EXERCISE BRIEF >> Leaving out the pictures, transcribe all of the records faithfully.

══ ENTRIES SUPPLIED

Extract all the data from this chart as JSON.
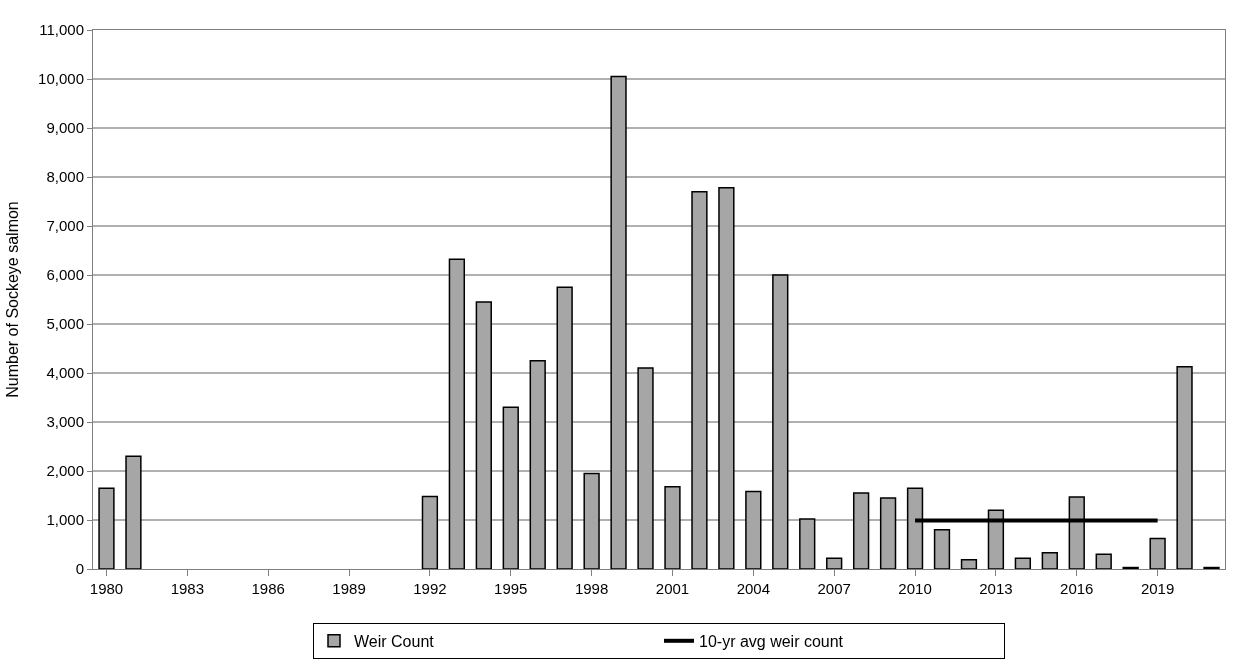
{
  "chart_data": {
    "type": "bar",
    "ylabel": "Number of Sockeye salmon",
    "categories": [
      "1980",
      null,
      null,
      "1983",
      null,
      null,
      "1986",
      null,
      null,
      "1989",
      null,
      null,
      "1992",
      null,
      null,
      "1995",
      null,
      null,
      "1998",
      null,
      null,
      "2001",
      null,
      null,
      "2004",
      null,
      null,
      "2007",
      null,
      null,
      "2010",
      null,
      null,
      "2013",
      null,
      null,
      "2016",
      null,
      null,
      "2019",
      null,
      null
    ],
    "series": [
      {
        "name": "Weir Count",
        "color": "#a6a6a6",
        "values": [
          1650,
          2300,
          null,
          null,
          null,
          null,
          null,
          null,
          null,
          null,
          null,
          null,
          1480,
          6320,
          5450,
          3300,
          4250,
          5750,
          1950,
          10050,
          4100,
          1680,
          7700,
          7780,
          1580,
          6000,
          1020,
          220,
          1550,
          1450,
          1650,
          800,
          190,
          1200,
          220,
          330,
          1470,
          300,
          30,
          620,
          4130,
          30
        ]
      },
      {
        "name": "10-yr avg weir count",
        "type": "line",
        "color": "#000000",
        "values": [
          null,
          null,
          null,
          null,
          null,
          null,
          null,
          null,
          null,
          null,
          null,
          null,
          null,
          null,
          null,
          null,
          null,
          null,
          null,
          null,
          null,
          null,
          null,
          null,
          null,
          null,
          null,
          null,
          null,
          null,
          990,
          990,
          990,
          990,
          990,
          990,
          990,
          990,
          990,
          990,
          null,
          null
        ]
      }
    ],
    "ylim": [
      0,
      11000
    ],
    "yticks": [
      {
        "value": 0,
        "label": "0"
      },
      {
        "value": 1000,
        "label": "1,000"
      },
      {
        "value": 2000,
        "label": "2,000"
      },
      {
        "value": 3000,
        "label": "3,000"
      },
      {
        "value": 4000,
        "label": "4,000"
      },
      {
        "value": 5000,
        "label": "5,000"
      },
      {
        "value": 6000,
        "label": "6,000"
      },
      {
        "value": 7000,
        "label": "7,000"
      },
      {
        "value": 8000,
        "label": "8,000"
      },
      {
        "value": 9000,
        "label": "9,000"
      },
      {
        "value": 10000,
        "label": "10,000"
      },
      {
        "value": 11000,
        "label": "11,000"
      }
    ],
    "grid": "y",
    "legend": "bottom",
    "marker": "none",
    "line_style": "solid"
  }
}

════

RESULT >>
Extract all the data from this chart as JSON.
{
  "chart_data": {
    "type": "bar",
    "ylabel": "Number of Sockeye salmon",
    "categories": [
      "1980",
      null,
      null,
      "1983",
      null,
      null,
      "1986",
      null,
      null,
      "1989",
      null,
      null,
      "1992",
      null,
      null,
      "1995",
      null,
      null,
      "1998",
      null,
      null,
      "2001",
      null,
      null,
      "2004",
      null,
      null,
      "2007",
      null,
      null,
      "2010",
      null,
      null,
      "2013",
      null,
      null,
      "2016",
      null,
      null,
      "2019",
      null,
      null
    ],
    "series": [
      {
        "name": "Weir Count",
        "color": "#a6a6a6",
        "values": [
          1650,
          2300,
          null,
          null,
          null,
          null,
          null,
          null,
          null,
          null,
          null,
          null,
          1480,
          6320,
          5450,
          3300,
          4250,
          5750,
          1950,
          10050,
          4100,
          1680,
          7700,
          7780,
          1580,
          6000,
          1020,
          220,
          1550,
          1450,
          1650,
          800,
          190,
          1200,
          220,
          330,
          1470,
          300,
          30,
          620,
          4130,
          30
        ]
      },
      {
        "name": "10-yr avg weir count",
        "type": "line",
        "color": "#000000",
        "values": [
          null,
          null,
          null,
          null,
          null,
          null,
          null,
          null,
          null,
          null,
          null,
          null,
          null,
          null,
          null,
          null,
          null,
          null,
          null,
          null,
          null,
          null,
          null,
          null,
          null,
          null,
          null,
          null,
          null,
          null,
          990,
          990,
          990,
          990,
          990,
          990,
          990,
          990,
          990,
          990,
          null,
          null
        ]
      }
    ],
    "ylim": [
      0,
      11000
    ],
    "yticks": [
      {
        "value": 0,
        "label": "0"
      },
      {
        "value": 1000,
        "label": "1,000"
      },
      {
        "value": 2000,
        "label": "2,000"
      },
      {
        "value": 3000,
        "label": "3,000"
      },
      {
        "value": 4000,
        "label": "4,000"
      },
      {
        "value": 5000,
        "label": "5,000"
      },
      {
        "value": 6000,
        "label": "6,000"
      },
      {
        "value": 7000,
        "label": "7,000"
      },
      {
        "value": 8000,
        "label": "8,000"
      },
      {
        "value": 9000,
        "label": "9,000"
      },
      {
        "value": 10000,
        "label": "10,000"
      },
      {
        "value": 11000,
        "label": "11,000"
      }
    ],
    "grid": "y",
    "legend": "bottom",
    "marker": "none",
    "line_style": "solid"
  }
}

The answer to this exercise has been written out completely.